Data tied to figure images:
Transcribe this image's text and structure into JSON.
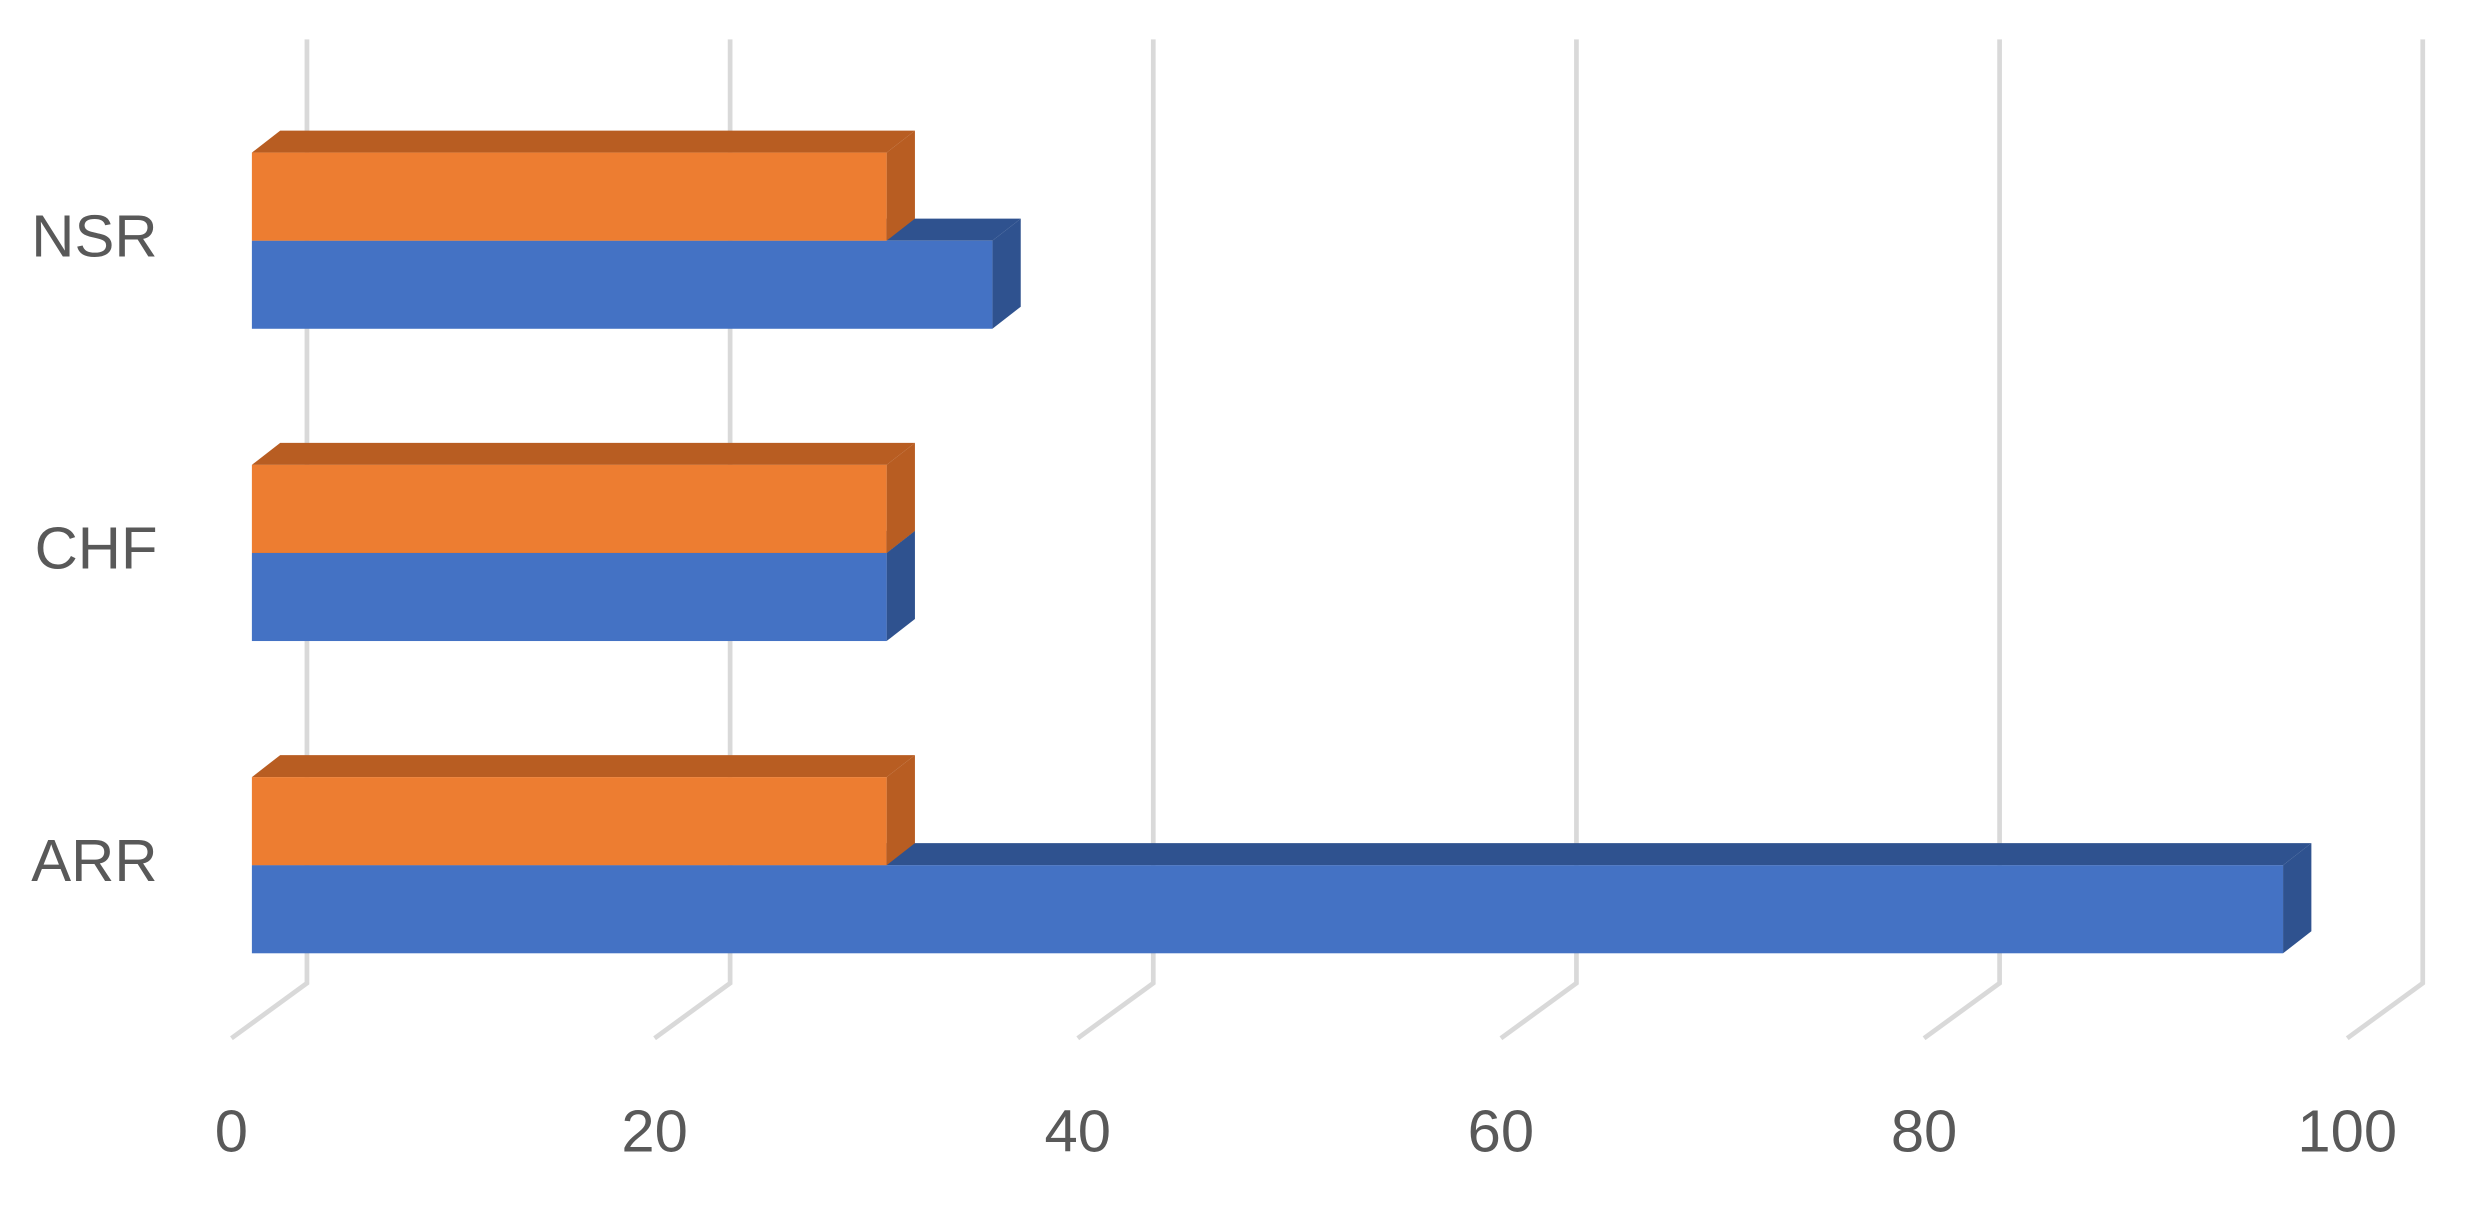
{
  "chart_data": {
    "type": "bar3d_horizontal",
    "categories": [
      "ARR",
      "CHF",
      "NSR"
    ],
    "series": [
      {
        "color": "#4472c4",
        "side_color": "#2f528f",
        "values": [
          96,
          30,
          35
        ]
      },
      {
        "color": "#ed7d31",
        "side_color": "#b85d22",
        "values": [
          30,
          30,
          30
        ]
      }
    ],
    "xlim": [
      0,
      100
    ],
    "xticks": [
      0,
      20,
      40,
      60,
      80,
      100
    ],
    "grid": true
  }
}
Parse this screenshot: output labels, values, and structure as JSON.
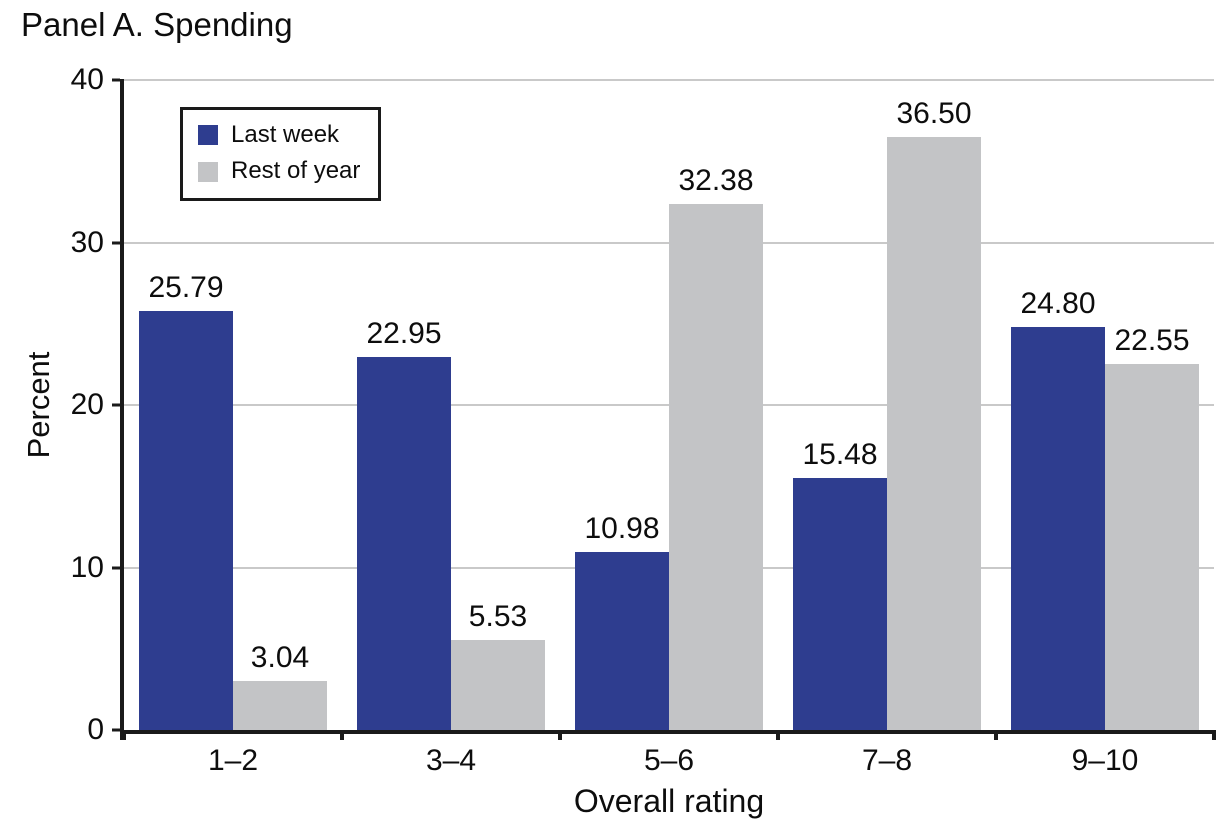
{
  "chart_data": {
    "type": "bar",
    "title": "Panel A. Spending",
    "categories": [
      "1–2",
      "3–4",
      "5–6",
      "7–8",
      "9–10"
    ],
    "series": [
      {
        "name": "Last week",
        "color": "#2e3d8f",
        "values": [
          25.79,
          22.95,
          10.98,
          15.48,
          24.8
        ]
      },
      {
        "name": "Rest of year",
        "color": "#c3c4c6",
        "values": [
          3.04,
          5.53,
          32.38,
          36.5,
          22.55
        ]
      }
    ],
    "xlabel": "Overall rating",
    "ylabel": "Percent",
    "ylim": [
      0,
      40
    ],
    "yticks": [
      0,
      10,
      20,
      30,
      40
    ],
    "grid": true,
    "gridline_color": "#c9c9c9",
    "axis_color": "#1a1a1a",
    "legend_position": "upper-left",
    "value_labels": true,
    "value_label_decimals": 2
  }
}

- **GIVEN REQUEST**
Print out the lines exactly, skipping any picture.

- **TASK ANSWER**
Transcribe this image's text and structure into JSON.
{
  "chart_data": {
    "type": "bar3d_horizontal",
    "categories": [
      "ARR",
      "CHF",
      "NSR"
    ],
    "series": [
      {
        "color": "#4472c4",
        "side_color": "#2f528f",
        "values": [
          96,
          30,
          35
        ]
      },
      {
        "color": "#ed7d31",
        "side_color": "#b85d22",
        "values": [
          30,
          30,
          30
        ]
      }
    ],
    "xlim": [
      0,
      100
    ],
    "xticks": [
      0,
      20,
      40,
      60,
      80,
      100
    ],
    "grid": true
  }
}
Parse this screenshot: output labels, values, and structure as JSON.
{
  "chart_data": {
    "type": "bar",
    "title": "Panel A. Spending",
    "categories": [
      "1–2",
      "3–4",
      "5–6",
      "7–8",
      "9–10"
    ],
    "series": [
      {
        "name": "Last week",
        "color": "#2e3d8f",
        "values": [
          25.79,
          22.95,
          10.98,
          15.48,
          24.8
        ]
      },
      {
        "name": "Rest of year",
        "color": "#c3c4c6",
        "values": [
          3.04,
          5.53,
          32.38,
          36.5,
          22.55
        ]
      }
    ],
    "xlabel": "Overall rating",
    "ylabel": "Percent",
    "ylim": [
      0,
      40
    ],
    "yticks": [
      0,
      10,
      20,
      30,
      40
    ],
    "grid": true,
    "gridline_color": "#c9c9c9",
    "axis_color": "#1a1a1a",
    "legend_position": "upper-left",
    "value_labels": true,
    "value_label_decimals": 2
  }
}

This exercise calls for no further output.